### Problem details
Retype the listing that follows, word for word.

### Material provided
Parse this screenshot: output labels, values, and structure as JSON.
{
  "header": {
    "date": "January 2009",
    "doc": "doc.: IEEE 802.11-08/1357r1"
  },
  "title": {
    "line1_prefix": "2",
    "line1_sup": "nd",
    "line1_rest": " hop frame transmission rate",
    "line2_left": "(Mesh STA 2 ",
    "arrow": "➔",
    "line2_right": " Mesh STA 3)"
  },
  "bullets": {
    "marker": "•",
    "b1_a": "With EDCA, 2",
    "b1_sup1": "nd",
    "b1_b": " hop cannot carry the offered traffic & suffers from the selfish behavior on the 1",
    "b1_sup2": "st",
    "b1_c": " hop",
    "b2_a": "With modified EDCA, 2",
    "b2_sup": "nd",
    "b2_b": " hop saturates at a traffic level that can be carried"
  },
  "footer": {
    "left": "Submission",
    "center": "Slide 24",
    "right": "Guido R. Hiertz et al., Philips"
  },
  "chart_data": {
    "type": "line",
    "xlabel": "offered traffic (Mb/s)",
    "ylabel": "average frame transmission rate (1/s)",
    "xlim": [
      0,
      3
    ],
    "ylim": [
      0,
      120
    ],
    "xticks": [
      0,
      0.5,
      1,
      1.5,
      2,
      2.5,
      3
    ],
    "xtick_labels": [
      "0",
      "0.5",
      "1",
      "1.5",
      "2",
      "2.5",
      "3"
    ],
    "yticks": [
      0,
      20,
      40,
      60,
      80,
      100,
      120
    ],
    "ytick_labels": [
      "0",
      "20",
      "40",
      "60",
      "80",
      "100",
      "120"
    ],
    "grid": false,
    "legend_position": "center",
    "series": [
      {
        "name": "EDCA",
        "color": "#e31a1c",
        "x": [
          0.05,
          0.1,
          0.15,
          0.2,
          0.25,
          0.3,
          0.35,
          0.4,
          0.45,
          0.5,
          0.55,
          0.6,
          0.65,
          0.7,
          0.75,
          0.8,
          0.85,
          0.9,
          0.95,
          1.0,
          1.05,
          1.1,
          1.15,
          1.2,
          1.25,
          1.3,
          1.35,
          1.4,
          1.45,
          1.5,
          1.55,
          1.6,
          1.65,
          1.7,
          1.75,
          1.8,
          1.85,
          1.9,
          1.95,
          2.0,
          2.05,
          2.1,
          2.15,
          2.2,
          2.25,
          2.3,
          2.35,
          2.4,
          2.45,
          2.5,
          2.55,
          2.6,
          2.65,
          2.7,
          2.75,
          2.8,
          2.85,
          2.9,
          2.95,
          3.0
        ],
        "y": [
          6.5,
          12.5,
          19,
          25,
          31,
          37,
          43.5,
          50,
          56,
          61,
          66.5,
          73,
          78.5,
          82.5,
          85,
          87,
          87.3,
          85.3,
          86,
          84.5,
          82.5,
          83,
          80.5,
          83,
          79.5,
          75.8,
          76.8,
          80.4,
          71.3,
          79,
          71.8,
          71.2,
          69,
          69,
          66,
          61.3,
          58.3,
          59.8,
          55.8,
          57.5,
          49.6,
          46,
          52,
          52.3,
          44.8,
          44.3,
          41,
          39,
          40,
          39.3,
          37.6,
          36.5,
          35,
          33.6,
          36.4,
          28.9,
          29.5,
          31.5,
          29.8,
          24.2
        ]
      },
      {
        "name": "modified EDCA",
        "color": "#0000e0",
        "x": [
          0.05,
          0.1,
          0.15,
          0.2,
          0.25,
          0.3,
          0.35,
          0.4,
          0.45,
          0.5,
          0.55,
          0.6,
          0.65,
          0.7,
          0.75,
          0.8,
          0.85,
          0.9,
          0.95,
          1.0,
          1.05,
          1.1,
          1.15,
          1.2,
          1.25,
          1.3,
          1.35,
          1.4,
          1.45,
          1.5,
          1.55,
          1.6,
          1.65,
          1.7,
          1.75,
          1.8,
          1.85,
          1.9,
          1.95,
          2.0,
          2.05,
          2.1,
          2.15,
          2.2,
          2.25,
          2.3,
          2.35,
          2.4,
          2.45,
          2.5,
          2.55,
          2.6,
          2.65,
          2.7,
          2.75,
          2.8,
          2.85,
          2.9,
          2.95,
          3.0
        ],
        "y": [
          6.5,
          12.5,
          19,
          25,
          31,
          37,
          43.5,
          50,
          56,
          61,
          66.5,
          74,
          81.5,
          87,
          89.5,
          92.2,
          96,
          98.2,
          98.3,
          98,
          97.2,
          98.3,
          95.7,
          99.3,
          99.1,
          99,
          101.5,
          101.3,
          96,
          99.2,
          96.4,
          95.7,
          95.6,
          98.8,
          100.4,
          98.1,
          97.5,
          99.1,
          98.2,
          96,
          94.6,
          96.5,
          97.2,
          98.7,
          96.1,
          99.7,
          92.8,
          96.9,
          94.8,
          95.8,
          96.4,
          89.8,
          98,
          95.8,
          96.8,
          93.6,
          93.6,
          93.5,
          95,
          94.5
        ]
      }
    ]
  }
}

### Task response
Parse this screenshot: output labels, values, and structure as JSON.
{
  "header": {
    "date": "January 2009",
    "doc": "doc.: IEEE 802.11-08/1357r1"
  },
  "title": {
    "line1_prefix": "2",
    "line1_sup": "nd",
    "line1_rest": " hop frame transmission rate",
    "line2_left": "(Mesh STA 2 ",
    "arrow": "➔",
    "line2_right": " Mesh STA 3)"
  },
  "bullets": {
    "marker": "•",
    "b1_a": "With EDCA, 2",
    "b1_sup1": "nd",
    "b1_b": " hop cannot carry the offered traffic & suffers from the selfish behavior on the 1",
    "b1_sup2": "st",
    "b1_c": " hop",
    "b2_a": "With modified EDCA, 2",
    "b2_sup": "nd",
    "b2_b": " hop saturates at a traffic level that can be carried"
  },
  "footer": {
    "left": "Submission",
    "center": "Slide 24",
    "right": "Guido R. Hiertz et al., Philips"
  },
  "chart_data": {
    "type": "line",
    "xlabel": "offered traffic (Mb/s)",
    "ylabel": "average frame transmission rate (1/s)",
    "xlim": [
      0,
      3
    ],
    "ylim": [
      0,
      120
    ],
    "xticks": [
      0,
      0.5,
      1,
      1.5,
      2,
      2.5,
      3
    ],
    "xtick_labels": [
      "0",
      "0.5",
      "1",
      "1.5",
      "2",
      "2.5",
      "3"
    ],
    "yticks": [
      0,
      20,
      40,
      60,
      80,
      100,
      120
    ],
    "ytick_labels": [
      "0",
      "20",
      "40",
      "60",
      "80",
      "100",
      "120"
    ],
    "grid": false,
    "legend_position": "center",
    "series": [
      {
        "name": "EDCA",
        "color": "#e31a1c",
        "x": [
          0.05,
          0.1,
          0.15,
          0.2,
          0.25,
          0.3,
          0.35,
          0.4,
          0.45,
          0.5,
          0.55,
          0.6,
          0.65,
          0.7,
          0.75,
          0.8,
          0.85,
          0.9,
          0.95,
          1.0,
          1.05,
          1.1,
          1.15,
          1.2,
          1.25,
          1.3,
          1.35,
          1.4,
          1.45,
          1.5,
          1.55,
          1.6,
          1.65,
          1.7,
          1.75,
          1.8,
          1.85,
          1.9,
          1.95,
          2.0,
          2.05,
          2.1,
          2.15,
          2.2,
          2.25,
          2.3,
          2.35,
          2.4,
          2.45,
          2.5,
          2.55,
          2.6,
          2.65,
          2.7,
          2.75,
          2.8,
          2.85,
          2.9,
          2.95,
          3.0
        ],
        "y": [
          6.5,
          12.5,
          19,
          25,
          31,
          37,
          43.5,
          50,
          56,
          61,
          66.5,
          73,
          78.5,
          82.5,
          85,
          87,
          87.3,
          85.3,
          86,
          84.5,
          82.5,
          83,
          80.5,
          83,
          79.5,
          75.8,
          76.8,
          80.4,
          71.3,
          79,
          71.8,
          71.2,
          69,
          69,
          66,
          61.3,
          58.3,
          59.8,
          55.8,
          57.5,
          49.6,
          46,
          52,
          52.3,
          44.8,
          44.3,
          41,
          39,
          40,
          39.3,
          37.6,
          36.5,
          35,
          33.6,
          36.4,
          28.9,
          29.5,
          31.5,
          29.8,
          24.2
        ]
      },
      {
        "name": "modified EDCA",
        "color": "#0000e0",
        "x": [
          0.05,
          0.1,
          0.15,
          0.2,
          0.25,
          0.3,
          0.35,
          0.4,
          0.45,
          0.5,
          0.55,
          0.6,
          0.65,
          0.7,
          0.75,
          0.8,
          0.85,
          0.9,
          0.95,
          1.0,
          1.05,
          1.1,
          1.15,
          1.2,
          1.25,
          1.3,
          1.35,
          1.4,
          1.45,
          1.5,
          1.55,
          1.6,
          1.65,
          1.7,
          1.75,
          1.8,
          1.85,
          1.9,
          1.95,
          2.0,
          2.05,
          2.1,
          2.15,
          2.2,
          2.25,
          2.3,
          2.35,
          2.4,
          2.45,
          2.5,
          2.55,
          2.6,
          2.65,
          2.7,
          2.75,
          2.8,
          2.85,
          2.9,
          2.95,
          3.0
        ],
        "y": [
          6.5,
          12.5,
          19,
          25,
          31,
          37,
          43.5,
          50,
          56,
          61,
          66.5,
          74,
          81.5,
          87,
          89.5,
          92.2,
          96,
          98.2,
          98.3,
          98,
          97.2,
          98.3,
          95.7,
          99.3,
          99.1,
          99,
          101.5,
          101.3,
          96,
          99.2,
          96.4,
          95.7,
          95.6,
          98.8,
          100.4,
          98.1,
          97.5,
          99.1,
          98.2,
          96,
          94.6,
          96.5,
          97.2,
          98.7,
          96.1,
          99.7,
          92.8,
          96.9,
          94.8,
          95.8,
          96.4,
          89.8,
          98,
          95.8,
          96.8,
          93.6,
          93.6,
          93.5,
          95,
          94.5
        ]
      }
    ]
  }
}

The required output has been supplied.